Where the word "Holiday" occurs in a line, return that line.

Dataset entries:
-------------------------

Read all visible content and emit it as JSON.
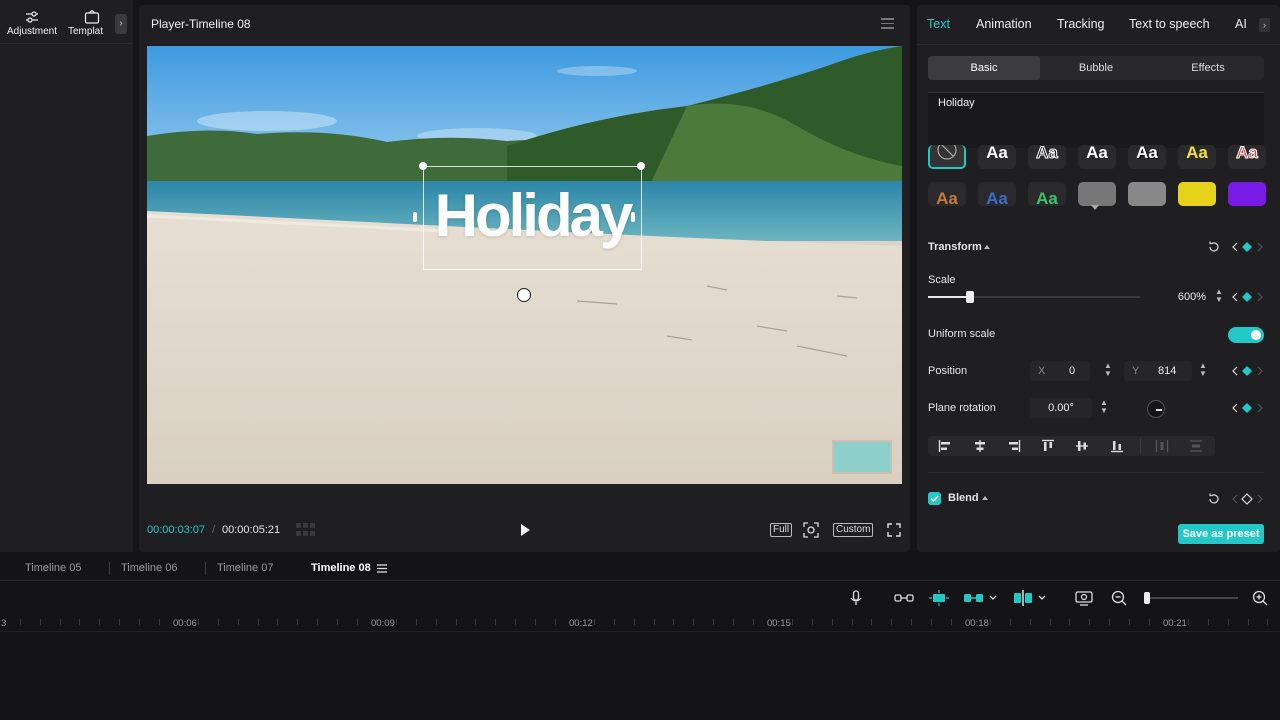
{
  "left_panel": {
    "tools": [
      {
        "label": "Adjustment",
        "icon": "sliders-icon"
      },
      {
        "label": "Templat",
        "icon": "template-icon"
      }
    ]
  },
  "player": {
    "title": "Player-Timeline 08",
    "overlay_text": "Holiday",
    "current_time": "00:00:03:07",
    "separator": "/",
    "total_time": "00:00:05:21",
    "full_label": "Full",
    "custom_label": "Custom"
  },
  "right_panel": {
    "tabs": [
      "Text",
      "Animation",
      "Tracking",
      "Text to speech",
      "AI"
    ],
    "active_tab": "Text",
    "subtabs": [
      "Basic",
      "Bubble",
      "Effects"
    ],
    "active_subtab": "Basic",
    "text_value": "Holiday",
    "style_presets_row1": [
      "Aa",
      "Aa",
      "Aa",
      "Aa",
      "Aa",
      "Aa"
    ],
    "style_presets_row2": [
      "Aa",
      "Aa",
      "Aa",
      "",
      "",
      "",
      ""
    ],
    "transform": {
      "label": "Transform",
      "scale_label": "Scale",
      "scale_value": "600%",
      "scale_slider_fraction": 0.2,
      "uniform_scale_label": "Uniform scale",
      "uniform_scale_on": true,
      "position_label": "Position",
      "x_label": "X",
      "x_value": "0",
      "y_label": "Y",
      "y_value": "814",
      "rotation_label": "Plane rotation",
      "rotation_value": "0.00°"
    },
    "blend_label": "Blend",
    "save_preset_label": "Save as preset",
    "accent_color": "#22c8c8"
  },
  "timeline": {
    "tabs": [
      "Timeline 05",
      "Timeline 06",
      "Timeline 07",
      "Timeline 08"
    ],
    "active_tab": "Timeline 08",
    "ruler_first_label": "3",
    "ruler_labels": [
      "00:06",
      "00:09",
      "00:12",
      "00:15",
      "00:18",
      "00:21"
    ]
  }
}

-------------------------

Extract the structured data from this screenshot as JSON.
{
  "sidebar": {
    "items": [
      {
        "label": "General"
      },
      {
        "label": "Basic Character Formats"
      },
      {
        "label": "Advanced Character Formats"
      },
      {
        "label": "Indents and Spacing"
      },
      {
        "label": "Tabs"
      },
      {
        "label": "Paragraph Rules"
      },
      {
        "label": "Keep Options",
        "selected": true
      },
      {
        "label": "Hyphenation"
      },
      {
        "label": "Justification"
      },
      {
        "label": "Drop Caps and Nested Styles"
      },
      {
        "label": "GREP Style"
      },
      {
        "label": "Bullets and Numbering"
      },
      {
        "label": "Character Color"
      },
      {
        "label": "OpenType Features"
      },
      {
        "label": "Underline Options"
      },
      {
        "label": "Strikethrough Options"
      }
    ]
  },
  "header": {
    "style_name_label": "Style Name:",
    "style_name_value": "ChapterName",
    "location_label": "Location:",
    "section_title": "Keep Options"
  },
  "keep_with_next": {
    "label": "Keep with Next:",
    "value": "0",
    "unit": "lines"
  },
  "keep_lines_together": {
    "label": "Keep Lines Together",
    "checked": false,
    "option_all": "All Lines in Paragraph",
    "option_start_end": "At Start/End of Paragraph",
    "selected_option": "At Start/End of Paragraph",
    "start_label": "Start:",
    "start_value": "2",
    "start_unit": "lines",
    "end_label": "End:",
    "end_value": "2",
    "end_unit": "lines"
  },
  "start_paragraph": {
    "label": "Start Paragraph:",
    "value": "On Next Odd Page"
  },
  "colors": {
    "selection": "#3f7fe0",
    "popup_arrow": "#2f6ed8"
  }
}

-------------------------

Worked solution:
    "overlay_text": "Holiday",
    "text_value": "Holiday",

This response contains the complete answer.